# [Instruction]
Recast everything from the line containing "Patent image size: (561, 454)." down to the line containing "The carriage 70 is at (411, 131).", both included, as a two-column CSV with the columns input and output. Give one row for each text and its answer, putting each in a single quoted field and turning line breaks into spaces.
>> Start Dataset records
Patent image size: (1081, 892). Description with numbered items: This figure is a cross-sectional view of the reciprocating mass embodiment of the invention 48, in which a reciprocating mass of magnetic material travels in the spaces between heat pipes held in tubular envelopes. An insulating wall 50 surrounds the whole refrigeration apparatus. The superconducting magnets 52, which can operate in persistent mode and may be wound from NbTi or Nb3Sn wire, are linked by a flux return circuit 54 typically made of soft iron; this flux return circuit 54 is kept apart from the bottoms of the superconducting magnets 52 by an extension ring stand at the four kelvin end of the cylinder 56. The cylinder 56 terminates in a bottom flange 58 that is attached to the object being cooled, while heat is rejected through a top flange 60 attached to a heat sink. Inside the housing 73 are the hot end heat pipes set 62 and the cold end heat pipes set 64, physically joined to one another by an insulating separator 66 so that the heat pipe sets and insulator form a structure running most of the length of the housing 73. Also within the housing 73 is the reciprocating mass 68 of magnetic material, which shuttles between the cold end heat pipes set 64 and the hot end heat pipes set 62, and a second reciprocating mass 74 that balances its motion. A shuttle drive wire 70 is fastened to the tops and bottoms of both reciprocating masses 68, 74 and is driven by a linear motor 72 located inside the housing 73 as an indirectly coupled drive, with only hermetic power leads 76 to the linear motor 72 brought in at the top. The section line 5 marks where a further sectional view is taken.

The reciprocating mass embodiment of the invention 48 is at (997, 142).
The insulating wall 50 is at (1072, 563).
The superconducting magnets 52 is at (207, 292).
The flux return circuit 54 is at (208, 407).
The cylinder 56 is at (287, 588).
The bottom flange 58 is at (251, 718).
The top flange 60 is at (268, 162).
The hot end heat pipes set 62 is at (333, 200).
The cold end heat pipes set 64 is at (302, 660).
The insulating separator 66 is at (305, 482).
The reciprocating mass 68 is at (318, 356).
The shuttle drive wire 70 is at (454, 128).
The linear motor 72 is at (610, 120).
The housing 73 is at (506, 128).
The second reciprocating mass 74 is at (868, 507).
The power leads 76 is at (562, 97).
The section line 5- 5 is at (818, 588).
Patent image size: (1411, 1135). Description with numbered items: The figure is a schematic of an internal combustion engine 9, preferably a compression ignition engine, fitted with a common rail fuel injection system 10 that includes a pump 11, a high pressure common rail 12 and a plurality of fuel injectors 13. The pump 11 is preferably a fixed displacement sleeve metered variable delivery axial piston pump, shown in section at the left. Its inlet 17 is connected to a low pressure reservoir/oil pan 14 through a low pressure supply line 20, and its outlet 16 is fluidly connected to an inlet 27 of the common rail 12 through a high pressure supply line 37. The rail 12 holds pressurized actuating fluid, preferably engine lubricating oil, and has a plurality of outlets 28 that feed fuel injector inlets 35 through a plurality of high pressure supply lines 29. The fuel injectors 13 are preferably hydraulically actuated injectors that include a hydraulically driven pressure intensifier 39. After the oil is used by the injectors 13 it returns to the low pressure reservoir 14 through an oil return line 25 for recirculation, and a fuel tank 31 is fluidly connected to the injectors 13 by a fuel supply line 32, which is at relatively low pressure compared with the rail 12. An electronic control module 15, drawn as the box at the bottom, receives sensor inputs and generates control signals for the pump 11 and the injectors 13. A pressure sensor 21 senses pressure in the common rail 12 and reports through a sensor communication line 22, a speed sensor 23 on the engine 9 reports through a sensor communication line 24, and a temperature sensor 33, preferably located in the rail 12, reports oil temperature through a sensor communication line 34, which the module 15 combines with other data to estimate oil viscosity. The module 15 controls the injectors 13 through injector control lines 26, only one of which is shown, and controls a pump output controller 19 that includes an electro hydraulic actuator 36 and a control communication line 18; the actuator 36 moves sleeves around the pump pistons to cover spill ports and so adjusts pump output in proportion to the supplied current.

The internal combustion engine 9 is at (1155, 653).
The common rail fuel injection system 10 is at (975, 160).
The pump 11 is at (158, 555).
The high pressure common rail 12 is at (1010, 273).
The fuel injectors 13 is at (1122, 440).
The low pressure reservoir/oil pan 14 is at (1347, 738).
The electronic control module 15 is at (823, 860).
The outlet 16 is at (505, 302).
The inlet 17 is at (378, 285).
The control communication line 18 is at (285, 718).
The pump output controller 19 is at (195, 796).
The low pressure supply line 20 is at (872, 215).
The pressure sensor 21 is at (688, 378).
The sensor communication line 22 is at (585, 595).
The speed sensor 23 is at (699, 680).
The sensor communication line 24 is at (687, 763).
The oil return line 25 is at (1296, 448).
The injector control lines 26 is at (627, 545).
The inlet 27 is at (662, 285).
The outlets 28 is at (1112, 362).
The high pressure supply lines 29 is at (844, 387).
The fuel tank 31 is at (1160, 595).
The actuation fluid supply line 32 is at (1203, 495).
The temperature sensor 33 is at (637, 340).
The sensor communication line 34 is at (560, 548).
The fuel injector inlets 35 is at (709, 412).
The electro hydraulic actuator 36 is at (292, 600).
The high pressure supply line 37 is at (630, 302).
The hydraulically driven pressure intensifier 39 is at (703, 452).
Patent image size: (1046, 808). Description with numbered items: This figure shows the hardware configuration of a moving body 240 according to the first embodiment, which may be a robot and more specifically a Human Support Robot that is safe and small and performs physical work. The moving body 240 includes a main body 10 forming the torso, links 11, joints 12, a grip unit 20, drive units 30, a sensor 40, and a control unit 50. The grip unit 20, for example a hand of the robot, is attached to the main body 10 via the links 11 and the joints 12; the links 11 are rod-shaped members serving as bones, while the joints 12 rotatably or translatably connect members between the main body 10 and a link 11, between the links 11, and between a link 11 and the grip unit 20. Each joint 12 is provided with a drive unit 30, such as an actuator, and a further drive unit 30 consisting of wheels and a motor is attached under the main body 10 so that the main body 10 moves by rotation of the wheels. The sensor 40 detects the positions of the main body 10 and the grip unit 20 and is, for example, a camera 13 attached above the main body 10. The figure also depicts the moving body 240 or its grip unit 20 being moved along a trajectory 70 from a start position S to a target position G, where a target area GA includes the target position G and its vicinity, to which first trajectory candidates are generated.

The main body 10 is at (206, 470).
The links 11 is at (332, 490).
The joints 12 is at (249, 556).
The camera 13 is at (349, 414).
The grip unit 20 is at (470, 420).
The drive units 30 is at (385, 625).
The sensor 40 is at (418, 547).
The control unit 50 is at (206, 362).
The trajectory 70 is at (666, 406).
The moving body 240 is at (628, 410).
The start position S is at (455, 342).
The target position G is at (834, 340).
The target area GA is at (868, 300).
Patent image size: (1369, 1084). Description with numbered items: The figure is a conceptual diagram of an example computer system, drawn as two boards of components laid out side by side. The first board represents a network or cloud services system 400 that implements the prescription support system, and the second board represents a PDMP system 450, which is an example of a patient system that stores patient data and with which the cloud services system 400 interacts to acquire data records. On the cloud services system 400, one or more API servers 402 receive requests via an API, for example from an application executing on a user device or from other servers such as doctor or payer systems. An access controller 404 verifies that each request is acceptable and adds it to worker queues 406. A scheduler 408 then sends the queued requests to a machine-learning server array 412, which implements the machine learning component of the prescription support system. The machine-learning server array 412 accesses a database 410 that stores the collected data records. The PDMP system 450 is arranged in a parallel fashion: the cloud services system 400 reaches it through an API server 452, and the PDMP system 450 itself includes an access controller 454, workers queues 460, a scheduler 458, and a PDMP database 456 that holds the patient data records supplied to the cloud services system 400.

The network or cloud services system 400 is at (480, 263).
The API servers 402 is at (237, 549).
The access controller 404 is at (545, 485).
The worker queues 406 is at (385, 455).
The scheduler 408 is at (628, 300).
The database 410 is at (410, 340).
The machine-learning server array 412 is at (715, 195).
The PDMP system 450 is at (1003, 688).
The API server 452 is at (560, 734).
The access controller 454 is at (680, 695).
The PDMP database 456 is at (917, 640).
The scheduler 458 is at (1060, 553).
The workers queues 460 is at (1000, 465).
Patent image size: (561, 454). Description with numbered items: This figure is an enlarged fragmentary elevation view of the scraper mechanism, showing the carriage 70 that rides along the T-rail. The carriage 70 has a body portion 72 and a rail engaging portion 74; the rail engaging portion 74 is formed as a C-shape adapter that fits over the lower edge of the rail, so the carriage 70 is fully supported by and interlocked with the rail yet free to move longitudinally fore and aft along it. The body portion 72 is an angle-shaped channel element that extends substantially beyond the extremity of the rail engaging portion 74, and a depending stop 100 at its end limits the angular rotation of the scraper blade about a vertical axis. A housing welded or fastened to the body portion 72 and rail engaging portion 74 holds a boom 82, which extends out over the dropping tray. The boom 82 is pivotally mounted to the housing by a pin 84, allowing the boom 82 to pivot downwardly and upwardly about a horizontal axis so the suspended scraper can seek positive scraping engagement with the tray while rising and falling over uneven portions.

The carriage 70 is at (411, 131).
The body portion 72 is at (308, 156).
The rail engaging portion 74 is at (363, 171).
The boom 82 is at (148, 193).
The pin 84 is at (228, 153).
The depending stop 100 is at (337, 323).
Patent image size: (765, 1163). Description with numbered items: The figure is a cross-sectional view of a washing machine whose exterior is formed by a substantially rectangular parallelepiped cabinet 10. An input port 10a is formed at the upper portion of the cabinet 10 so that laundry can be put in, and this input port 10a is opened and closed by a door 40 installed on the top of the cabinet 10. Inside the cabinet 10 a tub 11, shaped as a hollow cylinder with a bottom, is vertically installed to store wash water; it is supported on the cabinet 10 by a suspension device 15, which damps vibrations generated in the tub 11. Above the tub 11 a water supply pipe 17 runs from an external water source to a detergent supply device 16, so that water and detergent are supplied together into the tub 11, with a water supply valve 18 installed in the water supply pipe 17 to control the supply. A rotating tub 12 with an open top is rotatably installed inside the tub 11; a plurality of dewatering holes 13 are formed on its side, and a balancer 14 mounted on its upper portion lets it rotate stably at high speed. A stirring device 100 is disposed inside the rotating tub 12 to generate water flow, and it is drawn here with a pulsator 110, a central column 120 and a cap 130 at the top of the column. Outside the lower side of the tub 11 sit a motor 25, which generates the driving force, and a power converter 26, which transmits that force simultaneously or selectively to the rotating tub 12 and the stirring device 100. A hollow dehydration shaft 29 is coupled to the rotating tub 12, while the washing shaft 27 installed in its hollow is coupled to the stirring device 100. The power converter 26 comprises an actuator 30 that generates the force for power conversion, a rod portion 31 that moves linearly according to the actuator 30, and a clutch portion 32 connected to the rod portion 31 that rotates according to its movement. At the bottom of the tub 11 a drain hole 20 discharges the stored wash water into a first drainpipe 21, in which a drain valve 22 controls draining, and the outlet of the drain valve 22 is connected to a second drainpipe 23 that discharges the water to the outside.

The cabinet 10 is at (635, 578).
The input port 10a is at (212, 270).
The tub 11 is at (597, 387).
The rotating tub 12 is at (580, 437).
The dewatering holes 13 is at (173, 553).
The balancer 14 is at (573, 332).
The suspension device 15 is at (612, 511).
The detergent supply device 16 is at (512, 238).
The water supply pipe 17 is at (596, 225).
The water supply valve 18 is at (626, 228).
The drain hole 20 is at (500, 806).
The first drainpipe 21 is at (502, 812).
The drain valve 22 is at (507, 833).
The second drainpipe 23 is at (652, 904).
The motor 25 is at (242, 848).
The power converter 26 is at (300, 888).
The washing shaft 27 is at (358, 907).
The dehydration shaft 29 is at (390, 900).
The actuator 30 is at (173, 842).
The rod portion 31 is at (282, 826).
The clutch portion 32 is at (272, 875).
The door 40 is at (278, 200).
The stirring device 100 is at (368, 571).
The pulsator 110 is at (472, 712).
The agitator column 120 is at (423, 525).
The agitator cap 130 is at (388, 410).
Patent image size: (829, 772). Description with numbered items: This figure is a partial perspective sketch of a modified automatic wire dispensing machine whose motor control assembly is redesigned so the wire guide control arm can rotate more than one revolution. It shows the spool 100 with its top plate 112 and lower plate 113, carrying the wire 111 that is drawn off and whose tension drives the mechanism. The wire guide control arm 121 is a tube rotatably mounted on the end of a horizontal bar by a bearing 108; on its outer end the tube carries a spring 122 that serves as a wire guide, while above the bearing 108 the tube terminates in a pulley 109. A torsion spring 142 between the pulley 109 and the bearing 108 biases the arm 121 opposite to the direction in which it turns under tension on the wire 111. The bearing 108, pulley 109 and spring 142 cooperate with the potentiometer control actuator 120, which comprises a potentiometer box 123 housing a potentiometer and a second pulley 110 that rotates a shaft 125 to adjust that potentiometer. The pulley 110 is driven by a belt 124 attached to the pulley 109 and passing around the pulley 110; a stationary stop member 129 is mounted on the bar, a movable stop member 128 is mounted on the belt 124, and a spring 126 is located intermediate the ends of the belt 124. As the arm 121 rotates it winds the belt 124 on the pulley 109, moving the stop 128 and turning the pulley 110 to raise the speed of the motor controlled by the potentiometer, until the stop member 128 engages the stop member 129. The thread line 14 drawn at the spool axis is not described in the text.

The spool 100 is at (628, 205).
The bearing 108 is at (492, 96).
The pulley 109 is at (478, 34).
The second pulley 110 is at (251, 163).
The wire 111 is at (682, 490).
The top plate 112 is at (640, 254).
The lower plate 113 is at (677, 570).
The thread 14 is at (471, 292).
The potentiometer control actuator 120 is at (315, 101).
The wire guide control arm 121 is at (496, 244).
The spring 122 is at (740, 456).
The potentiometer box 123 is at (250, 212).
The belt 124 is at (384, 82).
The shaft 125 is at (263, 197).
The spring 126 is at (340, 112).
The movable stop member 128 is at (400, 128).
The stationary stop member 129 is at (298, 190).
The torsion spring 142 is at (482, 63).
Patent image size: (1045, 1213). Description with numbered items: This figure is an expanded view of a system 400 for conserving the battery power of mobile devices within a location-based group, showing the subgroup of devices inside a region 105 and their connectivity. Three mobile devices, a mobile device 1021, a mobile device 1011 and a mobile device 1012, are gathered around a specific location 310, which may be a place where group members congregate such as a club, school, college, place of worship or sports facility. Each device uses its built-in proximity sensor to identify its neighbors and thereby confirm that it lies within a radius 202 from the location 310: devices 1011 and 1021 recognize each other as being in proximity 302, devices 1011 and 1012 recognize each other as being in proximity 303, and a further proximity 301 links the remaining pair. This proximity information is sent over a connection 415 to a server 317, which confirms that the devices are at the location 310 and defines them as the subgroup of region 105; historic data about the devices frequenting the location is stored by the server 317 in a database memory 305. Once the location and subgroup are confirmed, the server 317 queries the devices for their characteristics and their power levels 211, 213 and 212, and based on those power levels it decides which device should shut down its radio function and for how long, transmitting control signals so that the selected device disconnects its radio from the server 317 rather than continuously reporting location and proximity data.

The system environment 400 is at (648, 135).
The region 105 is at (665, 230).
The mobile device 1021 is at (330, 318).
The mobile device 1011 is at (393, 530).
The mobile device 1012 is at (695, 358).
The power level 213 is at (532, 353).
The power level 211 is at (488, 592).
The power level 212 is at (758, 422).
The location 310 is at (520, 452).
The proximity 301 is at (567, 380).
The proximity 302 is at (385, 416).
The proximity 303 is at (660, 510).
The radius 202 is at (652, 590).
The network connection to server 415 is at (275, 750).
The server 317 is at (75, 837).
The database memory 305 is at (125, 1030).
>> End Dataset records
# [Written reply]
input,output
"Patent image size: (561, 454). Description with numbered items: This figure is an enlarged fragmentary elevation view of the scraper mechanism, showing the carriage 70 that rides along the T-rail. The carriage 70 has a body portion 72 and a rail engaging portion 74; the rail engaging portion 74 is formed as a C-shape adapter that fits over the lower edge of the rail, so the carriage 70 is fully supported by and interlocked with the rail yet free to move longitudinally fore and aft along it. The body portion 72 is an angle-shaped channel element that extends substantially beyond the extremity of the rail engaging portion 74, and a depending stop 100 at its end limits the angular rotation of the scraper blade about a vertical axis. A housing welded or fastened to the body portion 72 and rail engaging portion 74 holds a boom 82, which extends out over the dropping tray. The boom 82 is pivotally mounted to the housing by a pin 84, allowing the boom 82 to pivot downwardly and upwardly about a horizontal axis so the suspended scraper can seek positive scraping engagement with the tray while rising and falling over uneven portions.","The carriage 70 is at (411, 131)."